**Source records**.
=====

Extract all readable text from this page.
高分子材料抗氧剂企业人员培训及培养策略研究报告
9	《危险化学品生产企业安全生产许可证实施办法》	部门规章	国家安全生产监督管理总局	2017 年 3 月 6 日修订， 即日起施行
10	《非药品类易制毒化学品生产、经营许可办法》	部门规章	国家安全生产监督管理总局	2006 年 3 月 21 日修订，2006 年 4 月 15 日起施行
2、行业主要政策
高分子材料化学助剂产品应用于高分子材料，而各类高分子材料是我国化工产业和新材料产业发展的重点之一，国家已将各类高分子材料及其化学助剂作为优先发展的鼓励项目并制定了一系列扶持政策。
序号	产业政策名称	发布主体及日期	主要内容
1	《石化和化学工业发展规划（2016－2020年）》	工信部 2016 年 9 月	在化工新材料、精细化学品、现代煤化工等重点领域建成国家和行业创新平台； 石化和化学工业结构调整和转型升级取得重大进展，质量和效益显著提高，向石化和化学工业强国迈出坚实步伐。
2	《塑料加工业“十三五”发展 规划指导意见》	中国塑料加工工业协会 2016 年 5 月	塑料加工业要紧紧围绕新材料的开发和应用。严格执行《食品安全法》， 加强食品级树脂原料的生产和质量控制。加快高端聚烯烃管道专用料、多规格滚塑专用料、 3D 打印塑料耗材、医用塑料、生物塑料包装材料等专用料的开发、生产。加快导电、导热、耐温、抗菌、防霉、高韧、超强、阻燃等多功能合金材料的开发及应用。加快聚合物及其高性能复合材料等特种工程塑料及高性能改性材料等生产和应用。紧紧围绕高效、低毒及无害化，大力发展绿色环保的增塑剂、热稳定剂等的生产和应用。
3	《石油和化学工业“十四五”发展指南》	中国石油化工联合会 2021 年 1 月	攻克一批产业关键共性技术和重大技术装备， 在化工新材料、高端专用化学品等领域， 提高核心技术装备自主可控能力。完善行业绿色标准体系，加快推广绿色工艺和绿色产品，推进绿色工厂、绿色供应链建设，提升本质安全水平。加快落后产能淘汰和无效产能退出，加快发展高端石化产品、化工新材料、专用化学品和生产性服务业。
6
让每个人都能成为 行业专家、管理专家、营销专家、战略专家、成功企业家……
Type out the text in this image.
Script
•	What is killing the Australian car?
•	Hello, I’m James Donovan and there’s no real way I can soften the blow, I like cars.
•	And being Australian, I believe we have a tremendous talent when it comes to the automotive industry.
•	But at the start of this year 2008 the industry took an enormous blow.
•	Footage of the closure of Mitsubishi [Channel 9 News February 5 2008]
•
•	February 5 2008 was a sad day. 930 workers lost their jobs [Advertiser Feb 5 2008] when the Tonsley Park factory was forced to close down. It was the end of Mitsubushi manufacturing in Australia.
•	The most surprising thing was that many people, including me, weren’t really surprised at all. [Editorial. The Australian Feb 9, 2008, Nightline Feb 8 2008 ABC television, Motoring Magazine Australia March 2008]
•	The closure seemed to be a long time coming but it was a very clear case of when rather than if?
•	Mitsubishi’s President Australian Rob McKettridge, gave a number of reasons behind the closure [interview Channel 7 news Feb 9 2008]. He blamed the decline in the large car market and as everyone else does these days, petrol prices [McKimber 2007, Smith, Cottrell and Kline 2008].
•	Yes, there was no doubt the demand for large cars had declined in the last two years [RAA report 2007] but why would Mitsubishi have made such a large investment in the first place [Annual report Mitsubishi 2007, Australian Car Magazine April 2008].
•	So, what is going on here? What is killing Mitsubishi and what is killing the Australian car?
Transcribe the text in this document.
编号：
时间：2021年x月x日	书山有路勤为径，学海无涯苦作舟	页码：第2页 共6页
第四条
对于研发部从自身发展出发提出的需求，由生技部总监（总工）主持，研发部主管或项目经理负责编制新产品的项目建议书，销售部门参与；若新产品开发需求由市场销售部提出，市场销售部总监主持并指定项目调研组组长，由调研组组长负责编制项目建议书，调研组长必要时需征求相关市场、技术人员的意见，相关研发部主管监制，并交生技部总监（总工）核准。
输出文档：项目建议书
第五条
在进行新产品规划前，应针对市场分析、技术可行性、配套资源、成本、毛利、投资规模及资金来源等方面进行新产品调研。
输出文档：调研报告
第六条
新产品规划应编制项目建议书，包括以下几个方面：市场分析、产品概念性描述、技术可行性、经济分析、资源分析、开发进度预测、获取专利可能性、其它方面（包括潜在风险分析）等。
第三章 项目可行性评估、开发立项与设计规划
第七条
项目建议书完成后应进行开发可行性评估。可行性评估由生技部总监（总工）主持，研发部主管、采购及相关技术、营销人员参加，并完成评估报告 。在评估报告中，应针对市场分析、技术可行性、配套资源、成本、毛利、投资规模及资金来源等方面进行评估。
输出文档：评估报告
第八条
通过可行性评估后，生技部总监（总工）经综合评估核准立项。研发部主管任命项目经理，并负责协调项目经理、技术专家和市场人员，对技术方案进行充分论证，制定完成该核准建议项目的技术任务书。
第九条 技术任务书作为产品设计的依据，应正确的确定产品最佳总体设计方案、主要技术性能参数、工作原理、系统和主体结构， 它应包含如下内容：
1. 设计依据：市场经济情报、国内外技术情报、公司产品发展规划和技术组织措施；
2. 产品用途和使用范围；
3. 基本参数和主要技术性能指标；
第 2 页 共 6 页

=====

**What is expected**. List every line from the entries above in which "在化工新材料" appears.

**Reply to the task**.
1	《石化和化学工业发展规划（2016－2020年）》	工信部 2016 年 9 月	在化工新材料、精细化学品、现代煤化工等重点领域建成国家和行业创新平台； 石化和化学工业结构调整和转型升级取得重大进展，质量和效益显著提高，向石化和化学工业强国迈出坚实步伐。
3	《石油和化学工业“十四五”发展指南》	中国石油化工联合会 2021 年 1 月	攻克一批产业关键共性技术和重大技术装备， 在化工新材料、高端专用化学品等领域， 提高核心技术装备自主可控能力。完善行业绿色标准体系，加快推广绿色工艺和绿色产品，推进绿色工厂、绿色供应链建设，提升本质安全水平。加快落后产能淘汰和无效产能退出，加快发展高端石化产品、化工新材料、专用化学品和生产性服务业。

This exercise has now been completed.